- **The problem**
Every entry below must be repeated exactly; skip the pictures.

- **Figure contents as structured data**

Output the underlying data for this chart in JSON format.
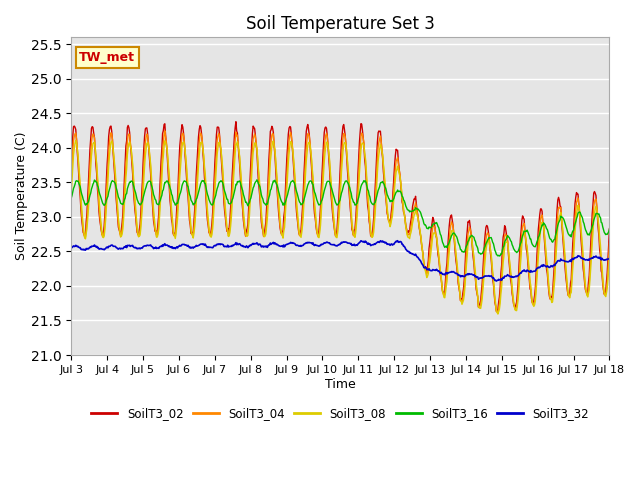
{
  "title": "Soil Temperature Set 3",
  "xlabel": "Time",
  "ylabel": "Soil Temperature (C)",
  "ylim": [
    21.0,
    25.6
  ],
  "yticks": [
    21.0,
    21.5,
    22.0,
    22.5,
    23.0,
    23.5,
    24.0,
    24.5,
    25.0,
    25.5
  ],
  "background_color": "#e5e5e5",
  "series_colors": {
    "SoilT3_02": "#cc0000",
    "SoilT3_04": "#ff8800",
    "SoilT3_08": "#ddcc00",
    "SoilT3_16": "#00bb00",
    "SoilT3_32": "#0000cc"
  },
  "annotation_text": "TW_met",
  "annotation_bg": "#ffffcc",
  "annotation_border": "#cc8800",
  "x_tick_labels": [
    "Jul 3",
    "Jul 4",
    "Jul 5",
    "Jul 6",
    "Jul 7",
    "Jul 8",
    "Jul 9",
    "Jul 10",
    "Jul 11",
    "Jul 12",
    "Jul 13",
    "Jul 14",
    "Jul 15",
    "Jul 16",
    "Jul 17",
    "Jul 18"
  ],
  "n_days": 15,
  "points_per_day": 48
}
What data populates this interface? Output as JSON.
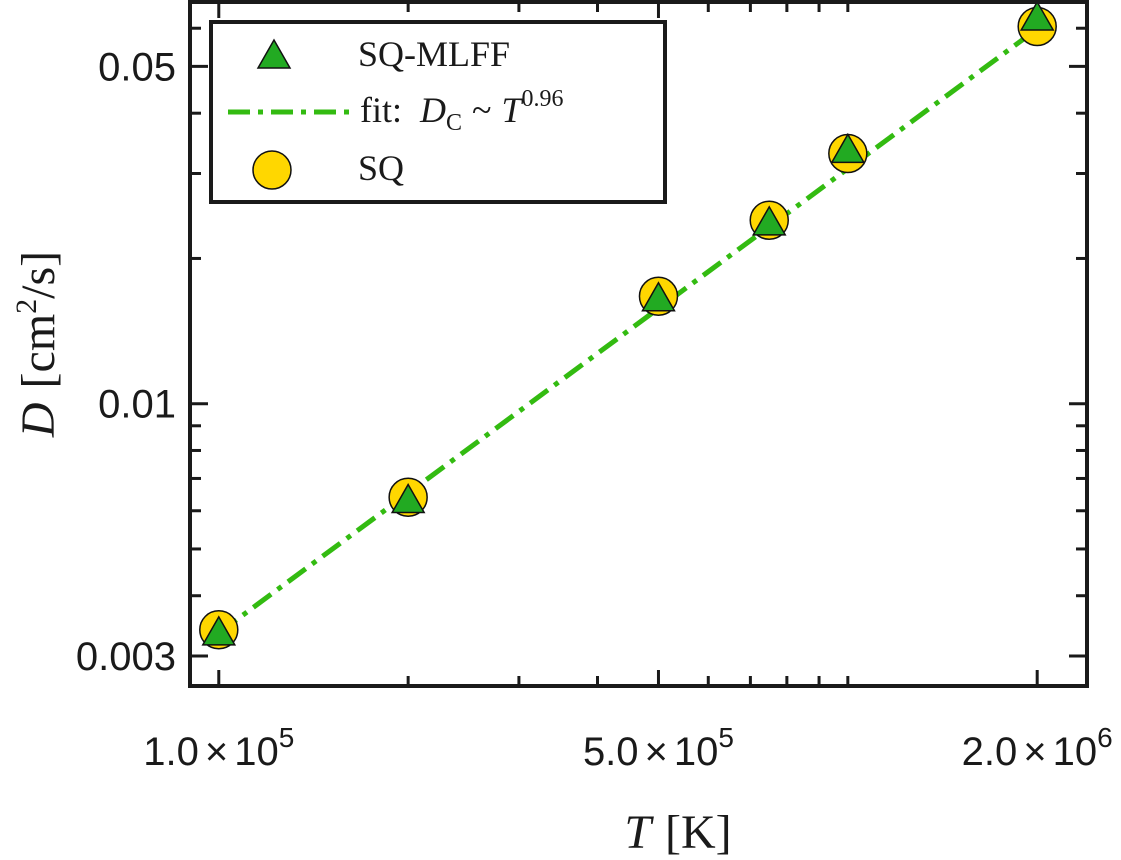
{
  "chart_data": {
    "type": "scatter",
    "x_scale": "log",
    "y_scale": "log",
    "xlim": [
      90000,
      2400000
    ],
    "ylim": [
      0.0026,
      0.068
    ],
    "xlabel": {
      "var": "T",
      "unit": "[K]"
    },
    "ylabel": {
      "var": "D",
      "unit_open": "[cm",
      "unit_sup": "2",
      "unit_close": "/s]"
    },
    "x_ticks": [
      {
        "value": 100000,
        "mantissa": "1.0",
        "exp": "5"
      },
      {
        "value": 500000,
        "mantissa": "5.0",
        "exp": "5"
      },
      {
        "value": 2000000,
        "mantissa": "2.0",
        "exp": "6"
      }
    ],
    "y_ticks": [
      {
        "value": 0.003,
        "label": "0.003"
      },
      {
        "value": 0.01,
        "label": "0.01"
      },
      {
        "value": 0.05,
        "label": "0.05"
      }
    ],
    "series": [
      {
        "name": "SQ-MLFF",
        "marker": "triangle",
        "color": "#22aa22",
        "x": [
          100000,
          200000,
          500000,
          750000,
          1000000,
          2000000
        ],
        "y": [
          0.00335,
          0.0063,
          0.0165,
          0.0237,
          0.0335,
          0.063
        ]
      },
      {
        "name": "SQ",
        "marker": "circle",
        "color": "#ffd700",
        "x": [
          100000,
          200000,
          500000,
          750000,
          1000000,
          2000000
        ],
        "y": [
          0.0034,
          0.0064,
          0.0167,
          0.024,
          0.033,
          0.0605
        ]
      }
    ],
    "fit": {
      "label_prefix": "fit:",
      "label_var": "D",
      "label_sub": "C",
      "label_sim": "~",
      "label_base": "T",
      "label_exp": "0.96",
      "exponent": 0.96,
      "color": "#33bb11",
      "x": [
        100000,
        2000000
      ],
      "y": [
        0.00335,
        0.0598
      ]
    },
    "legend_placement": "top-left",
    "grid": false
  }
}
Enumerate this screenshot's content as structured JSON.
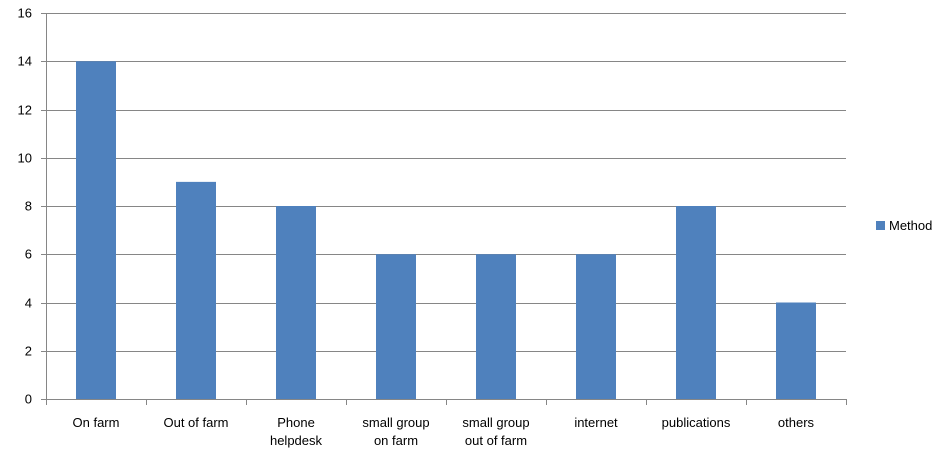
{
  "chart_data": {
    "type": "bar",
    "categories": [
      [
        "On farm"
      ],
      [
        "Out of farm"
      ],
      [
        "Phone",
        "helpdesk"
      ],
      [
        "small group",
        "on farm"
      ],
      [
        "small group",
        "out of farm"
      ],
      [
        "internet"
      ],
      [
        "publications"
      ],
      [
        "others"
      ]
    ],
    "series": [
      {
        "name": "Method",
        "values": [
          14,
          9,
          8,
          6,
          6,
          6,
          8,
          4
        ]
      }
    ],
    "title": "",
    "xlabel": "",
    "ylabel": "",
    "ylim": [
      0,
      16
    ],
    "yticks": [
      0,
      2,
      4,
      6,
      8,
      10,
      12,
      14,
      16
    ],
    "grid": true,
    "legend": "right",
    "bar_color": "#4f81bd",
    "grid_color": "#868686",
    "axis_color": "#868686"
  }
}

- **Response to this task**
Output the underlying data for this chart in JSON format.
{
  "title": "Soil Temperature Set 3",
  "xlabel": "Time",
  "ylabel": "Soil Temperature (C)",
  "ylim": [
    21.0,
    25.6
  ],
  "yticks": [
    21.0,
    21.5,
    22.0,
    22.5,
    23.0,
    23.5,
    24.0,
    24.5,
    25.0,
    25.5
  ],
  "background_color": "#e5e5e5",
  "series_colors": {
    "SoilT3_02": "#cc0000",
    "SoilT3_04": "#ff8800",
    "SoilT3_08": "#ddcc00",
    "SoilT3_16": "#00bb00",
    "SoilT3_32": "#0000cc"
  },
  "annotation_text": "TW_met",
  "annotation_bg": "#ffffcc",
  "annotation_border": "#cc8800",
  "x_tick_labels": [
    "Jul 3",
    "Jul 4",
    "Jul 5",
    "Jul 6",
    "Jul 7",
    "Jul 8",
    "Jul 9",
    "Jul 10",
    "Jul 11",
    "Jul 12",
    "Jul 13",
    "Jul 14",
    "Jul 15",
    "Jul 16",
    "Jul 17",
    "Jul 18"
  ],
  "n_days": 15,
  "points_per_day": 48
}
What data populates this interface? Output as JSON.
{
  "chart_data": {
    "type": "scatter",
    "x_scale": "log",
    "y_scale": "log",
    "xlim": [
      90000,
      2400000
    ],
    "ylim": [
      0.0026,
      0.068
    ],
    "xlabel": {
      "var": "T",
      "unit": "[K]"
    },
    "ylabel": {
      "var": "D",
      "unit_open": "[cm",
      "unit_sup": "2",
      "unit_close": "/s]"
    },
    "x_ticks": [
      {
        "value": 100000,
        "mantissa": "1.0",
        "exp": "5"
      },
      {
        "value": 500000,
        "mantissa": "5.0",
        "exp": "5"
      },
      {
        "value": 2000000,
        "mantissa": "2.0",
        "exp": "6"
      }
    ],
    "y_ticks": [
      {
        "value": 0.003,
        "label": "0.003"
      },
      {
        "value": 0.01,
        "label": "0.01"
      },
      {
        "value": 0.05,
        "label": "0.05"
      }
    ],
    "series": [
      {
        "name": "SQ-MLFF",
        "marker": "triangle",
        "color": "#22aa22",
        "x": [
          100000,
          200000,
          500000,
          750000,
          1000000,
          2000000
        ],
        "y": [
          0.00335,
          0.0063,
          0.0165,
          0.0237,
          0.0335,
          0.063
        ]
      },
      {
        "name": "SQ",
        "marker": "circle",
        "color": "#ffd700",
        "x": [
          100000,
          200000,
          500000,
          750000,
          1000000,
          2000000
        ],
        "y": [
          0.0034,
          0.0064,
          0.0167,
          0.024,
          0.033,
          0.0605
        ]
      }
    ],
    "fit": {
      "label_prefix": "fit:",
      "label_var": "D",
      "label_sub": "C",
      "label_sim": "~",
      "label_base": "T",
      "label_exp": "0.96",
      "exponent": 0.96,
      "color": "#33bb11",
      "x": [
        100000,
        2000000
      ],
      "y": [
        0.00335,
        0.0598
      ]
    },
    "legend_placement": "top-left",
    "grid": false
  }
}
Enumerate this screenshot's content as structured JSON.
{
  "chart_data": {
    "type": "bar",
    "categories": [
      [
        "On farm"
      ],
      [
        "Out of farm"
      ],
      [
        "Phone",
        "helpdesk"
      ],
      [
        "small group",
        "on farm"
      ],
      [
        "small group",
        "out of farm"
      ],
      [
        "internet"
      ],
      [
        "publications"
      ],
      [
        "others"
      ]
    ],
    "series": [
      {
        "name": "Method",
        "values": [
          14,
          9,
          8,
          6,
          6,
          6,
          8,
          4
        ]
      }
    ],
    "title": "",
    "xlabel": "",
    "ylabel": "",
    "ylim": [
      0,
      16
    ],
    "yticks": [
      0,
      2,
      4,
      6,
      8,
      10,
      12,
      14,
      16
    ],
    "grid": true,
    "legend": "right",
    "bar_color": "#4f81bd",
    "grid_color": "#868686",
    "axis_color": "#868686"
  }
}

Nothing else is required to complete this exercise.